## Input rows
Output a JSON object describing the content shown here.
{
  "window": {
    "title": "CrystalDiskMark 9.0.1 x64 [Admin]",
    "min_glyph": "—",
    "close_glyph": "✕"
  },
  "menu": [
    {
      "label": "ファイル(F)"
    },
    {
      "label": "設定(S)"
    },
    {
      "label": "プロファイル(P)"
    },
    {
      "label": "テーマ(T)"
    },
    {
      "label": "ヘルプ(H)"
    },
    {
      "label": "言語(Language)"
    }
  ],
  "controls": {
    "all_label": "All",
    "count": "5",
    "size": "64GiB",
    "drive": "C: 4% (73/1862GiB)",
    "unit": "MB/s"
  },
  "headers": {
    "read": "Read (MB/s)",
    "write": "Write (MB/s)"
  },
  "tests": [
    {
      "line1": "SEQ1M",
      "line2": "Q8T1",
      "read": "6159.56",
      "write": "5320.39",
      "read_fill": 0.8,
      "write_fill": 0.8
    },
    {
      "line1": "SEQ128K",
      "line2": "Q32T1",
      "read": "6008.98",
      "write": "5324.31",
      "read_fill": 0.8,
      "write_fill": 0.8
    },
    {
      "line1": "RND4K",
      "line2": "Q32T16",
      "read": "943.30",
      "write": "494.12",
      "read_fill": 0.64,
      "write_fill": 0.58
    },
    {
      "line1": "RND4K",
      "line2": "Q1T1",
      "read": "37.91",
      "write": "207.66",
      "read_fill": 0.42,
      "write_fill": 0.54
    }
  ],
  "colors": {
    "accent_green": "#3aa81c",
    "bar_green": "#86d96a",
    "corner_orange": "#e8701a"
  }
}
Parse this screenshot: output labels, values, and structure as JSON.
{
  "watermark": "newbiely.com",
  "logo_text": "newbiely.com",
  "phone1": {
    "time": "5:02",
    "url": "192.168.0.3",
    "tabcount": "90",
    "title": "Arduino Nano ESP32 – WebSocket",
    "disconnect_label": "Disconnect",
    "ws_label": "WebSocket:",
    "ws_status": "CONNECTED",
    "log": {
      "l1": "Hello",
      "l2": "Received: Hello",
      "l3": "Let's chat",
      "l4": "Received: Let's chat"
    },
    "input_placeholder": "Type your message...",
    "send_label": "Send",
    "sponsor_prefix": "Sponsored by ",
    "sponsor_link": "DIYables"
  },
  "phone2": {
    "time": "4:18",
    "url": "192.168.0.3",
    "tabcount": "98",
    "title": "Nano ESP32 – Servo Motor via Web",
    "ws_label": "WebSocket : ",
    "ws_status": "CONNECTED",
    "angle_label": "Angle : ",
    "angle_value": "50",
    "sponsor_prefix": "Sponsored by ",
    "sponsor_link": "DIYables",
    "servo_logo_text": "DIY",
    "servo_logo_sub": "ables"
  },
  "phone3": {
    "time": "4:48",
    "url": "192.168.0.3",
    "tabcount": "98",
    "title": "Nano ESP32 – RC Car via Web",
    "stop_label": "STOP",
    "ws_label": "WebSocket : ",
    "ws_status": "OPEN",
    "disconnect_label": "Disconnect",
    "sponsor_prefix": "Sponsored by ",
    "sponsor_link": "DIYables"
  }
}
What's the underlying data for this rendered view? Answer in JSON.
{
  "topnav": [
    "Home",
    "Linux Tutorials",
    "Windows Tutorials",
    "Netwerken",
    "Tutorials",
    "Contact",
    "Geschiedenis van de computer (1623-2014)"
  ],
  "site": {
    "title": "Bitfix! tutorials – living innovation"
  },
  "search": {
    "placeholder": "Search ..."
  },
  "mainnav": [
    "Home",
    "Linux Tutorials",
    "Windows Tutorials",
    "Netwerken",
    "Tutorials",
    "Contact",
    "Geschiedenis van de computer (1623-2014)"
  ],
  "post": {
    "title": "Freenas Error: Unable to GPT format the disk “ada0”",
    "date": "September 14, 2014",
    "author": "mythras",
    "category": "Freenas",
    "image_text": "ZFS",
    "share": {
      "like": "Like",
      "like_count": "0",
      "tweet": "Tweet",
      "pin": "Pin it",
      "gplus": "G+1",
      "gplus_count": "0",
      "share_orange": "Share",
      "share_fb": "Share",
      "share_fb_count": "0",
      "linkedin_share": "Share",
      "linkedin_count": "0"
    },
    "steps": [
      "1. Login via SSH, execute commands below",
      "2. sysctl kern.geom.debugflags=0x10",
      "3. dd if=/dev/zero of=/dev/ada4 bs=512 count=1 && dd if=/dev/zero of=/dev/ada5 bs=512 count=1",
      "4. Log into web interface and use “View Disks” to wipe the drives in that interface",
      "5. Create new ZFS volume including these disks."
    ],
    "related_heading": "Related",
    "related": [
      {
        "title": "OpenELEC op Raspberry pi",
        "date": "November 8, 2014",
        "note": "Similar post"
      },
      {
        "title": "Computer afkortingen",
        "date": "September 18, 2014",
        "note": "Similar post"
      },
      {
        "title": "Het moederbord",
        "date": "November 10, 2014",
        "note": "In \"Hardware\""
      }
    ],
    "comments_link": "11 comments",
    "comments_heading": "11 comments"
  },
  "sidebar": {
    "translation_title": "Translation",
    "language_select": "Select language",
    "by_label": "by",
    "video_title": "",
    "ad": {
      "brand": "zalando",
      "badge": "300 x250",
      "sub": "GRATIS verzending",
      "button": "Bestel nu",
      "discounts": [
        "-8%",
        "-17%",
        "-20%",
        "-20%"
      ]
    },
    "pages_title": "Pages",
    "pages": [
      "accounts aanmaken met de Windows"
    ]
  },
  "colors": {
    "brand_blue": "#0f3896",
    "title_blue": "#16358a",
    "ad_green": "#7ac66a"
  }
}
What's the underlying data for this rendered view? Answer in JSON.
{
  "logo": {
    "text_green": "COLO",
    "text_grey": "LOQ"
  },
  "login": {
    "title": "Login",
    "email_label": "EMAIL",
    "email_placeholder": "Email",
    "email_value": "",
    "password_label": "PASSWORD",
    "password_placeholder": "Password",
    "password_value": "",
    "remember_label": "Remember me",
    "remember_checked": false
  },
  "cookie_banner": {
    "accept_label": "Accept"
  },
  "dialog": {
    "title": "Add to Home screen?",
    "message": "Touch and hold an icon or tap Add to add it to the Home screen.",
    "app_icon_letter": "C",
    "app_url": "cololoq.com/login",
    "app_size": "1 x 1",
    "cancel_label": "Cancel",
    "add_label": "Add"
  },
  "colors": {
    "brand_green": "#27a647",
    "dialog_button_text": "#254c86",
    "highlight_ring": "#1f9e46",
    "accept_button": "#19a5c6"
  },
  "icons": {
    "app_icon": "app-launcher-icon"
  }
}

## Stated problem
Nothing may be left out: return each entry exactly as it reads.

## Solution to this exercise
Output a JSON object describing the content shown here.
{
  "window": {
    "title": "CrystalDiskMark 9.0.1 x64 [Admin]",
    "min_glyph": "—",
    "close_glyph": "✕"
  },
  "menu": [
    {
      "label": "ファイル(F)"
    },
    {
      "label": "設定(S)"
    },
    {
      "label": "プロファイル(P)"
    },
    {
      "label": "テーマ(T)"
    },
    {
      "label": "ヘルプ(H)"
    },
    {
      "label": "言語(Language)"
    }
  ],
  "controls": {
    "all_label": "All",
    "count": "5",
    "size": "64GiB",
    "drive": "C: 4% (73/1862GiB)",
    "unit": "MB/s"
  },
  "headers": {
    "read": "Read (MB/s)",
    "write": "Write (MB/s)"
  },
  "tests": [
    {
      "line1": "SEQ1M",
      "line2": "Q8T1",
      "read": "6159.56",
      "write": "5320.39",
      "read_fill": 0.8,
      "write_fill": 0.8
    },
    {
      "line1": "SEQ128K",
      "line2": "Q32T1",
      "read": "6008.98",
      "write": "5324.31",
      "read_fill": 0.8,
      "write_fill": 0.8
    },
    {
      "line1": "RND4K",
      "line2": "Q32T16",
      "read": "943.30",
      "write": "494.12",
      "read_fill": 0.64,
      "write_fill": 0.58
    },
    {
      "line1": "RND4K",
      "line2": "Q1T1",
      "read": "37.91",
      "write": "207.66",
      "read_fill": 0.42,
      "write_fill": 0.54
    }
  ],
  "colors": {
    "accent_green": "#3aa81c",
    "bar_green": "#86d96a",
    "corner_orange": "#e8701a"
  }
}
Parse this screenshot: output labels, values, and structure as JSON.
{
  "watermark": "newbiely.com",
  "logo_text": "newbiely.com",
  "phone1": {
    "time": "5:02",
    "url": "192.168.0.3",
    "tabcount": "90",
    "title": "Arduino Nano ESP32 – WebSocket",
    "disconnect_label": "Disconnect",
    "ws_label": "WebSocket:",
    "ws_status": "CONNECTED",
    "log": {
      "l1": "Hello",
      "l2": "Received: Hello",
      "l3": "Let's chat",
      "l4": "Received: Let's chat"
    },
    "input_placeholder": "Type your message...",
    "send_label": "Send",
    "sponsor_prefix": "Sponsored by ",
    "sponsor_link": "DIYables"
  },
  "phone2": {
    "time": "4:18",
    "url": "192.168.0.3",
    "tabcount": "98",
    "title": "Nano ESP32 – Servo Motor via Web",
    "ws_label": "WebSocket : ",
    "ws_status": "CONNECTED",
    "angle_label": "Angle : ",
    "angle_value": "50",
    "sponsor_prefix": "Sponsored by ",
    "sponsor_link": "DIYables",
    "servo_logo_text": "DIY",
    "servo_logo_sub": "ables"
  },
  "phone3": {
    "time": "4:48",
    "url": "192.168.0.3",
    "tabcount": "98",
    "title": "Nano ESP32 – RC Car via Web",
    "stop_label": "STOP",
    "ws_label": "WebSocket : ",
    "ws_status": "OPEN",
    "disconnect_label": "Disconnect",
    "sponsor_prefix": "Sponsored by ",
    "sponsor_link": "DIYables"
  }
}
What's the underlying data for this rendered view? Answer in JSON.
{
  "topnav": [
    "Home",
    "Linux Tutorials",
    "Windows Tutorials",
    "Netwerken",
    "Tutorials",
    "Contact",
    "Geschiedenis van de computer (1623-2014)"
  ],
  "site": {
    "title": "Bitfix! tutorials – living innovation"
  },
  "search": {
    "placeholder": "Search ..."
  },
  "mainnav": [
    "Home",
    "Linux Tutorials",
    "Windows Tutorials",
    "Netwerken",
    "Tutorials",
    "Contact",
    "Geschiedenis van de computer (1623-2014)"
  ],
  "post": {
    "title": "Freenas Error: Unable to GPT format the disk “ada0”",
    "date": "September 14, 2014",
    "author": "mythras",
    "category": "Freenas",
    "image_text": "ZFS",
    "share": {
      "like": "Like",
      "like_count": "0",
      "tweet": "Tweet",
      "pin": "Pin it",
      "gplus": "G+1",
      "gplus_count": "0",
      "share_orange": "Share",
      "share_fb": "Share",
      "share_fb_count": "0",
      "linkedin_share": "Share",
      "linkedin_count": "0"
    },
    "steps": [
      "1. Login via SSH, execute commands below",
      "2. sysctl kern.geom.debugflags=0x10",
      "3. dd if=/dev/zero of=/dev/ada4 bs=512 count=1 && dd if=/dev/zero of=/dev/ada5 bs=512 count=1",
      "4. Log into web interface and use “View Disks” to wipe the drives in that interface",
      "5. Create new ZFS volume including these disks."
    ],
    "related_heading": "Related",
    "related": [
      {
        "title": "OpenELEC op Raspberry pi",
        "date": "November 8, 2014",
        "note": "Similar post"
      },
      {
        "title": "Computer afkortingen",
        "date": "September 18, 2014",
        "note": "Similar post"
      },
      {
        "title": "Het moederbord",
        "date": "November 10, 2014",
        "note": "In \"Hardware\""
      }
    ],
    "comments_link": "11 comments",
    "comments_heading": "11 comments"
  },
  "sidebar": {
    "translation_title": "Translation",
    "language_select": "Select language",
    "by_label": "by",
    "video_title": "",
    "ad": {
      "brand": "zalando",
      "badge": "300 x250",
      "sub": "GRATIS verzending",
      "button": "Bestel nu",
      "discounts": [
        "-8%",
        "-17%",
        "-20%",
        "-20%"
      ]
    },
    "pages_title": "Pages",
    "pages": [
      "accounts aanmaken met de Windows"
    ]
  },
  "colors": {
    "brand_blue": "#0f3896",
    "title_blue": "#16358a",
    "ad_green": "#7ac66a"
  }
}
What's the underlying data for this rendered view? Answer in JSON.
{
  "logo": {
    "text_green": "COLO",
    "text_grey": "LOQ"
  },
  "login": {
    "title": "Login",
    "email_label": "EMAIL",
    "email_placeholder": "Email",
    "email_value": "",
    "password_label": "PASSWORD",
    "password_placeholder": "Password",
    "password_value": "",
    "remember_label": "Remember me",
    "remember_checked": false
  },
  "cookie_banner": {
    "accept_label": "Accept"
  },
  "dialog": {
    "title": "Add to Home screen?",
    "message": "Touch and hold an icon or tap Add to add it to the Home screen.",
    "app_icon_letter": "C",
    "app_url": "cololoq.com/login",
    "app_size": "1 x 1",
    "cancel_label": "Cancel",
    "add_label": "Add"
  },
  "colors": {
    "brand_green": "#27a647",
    "dialog_button_text": "#254c86",
    "highlight_ring": "#1f9e46",
    "accept_button": "#19a5c6"
  },
  "icons": {
    "app_icon": "app-launcher-icon"
  }
}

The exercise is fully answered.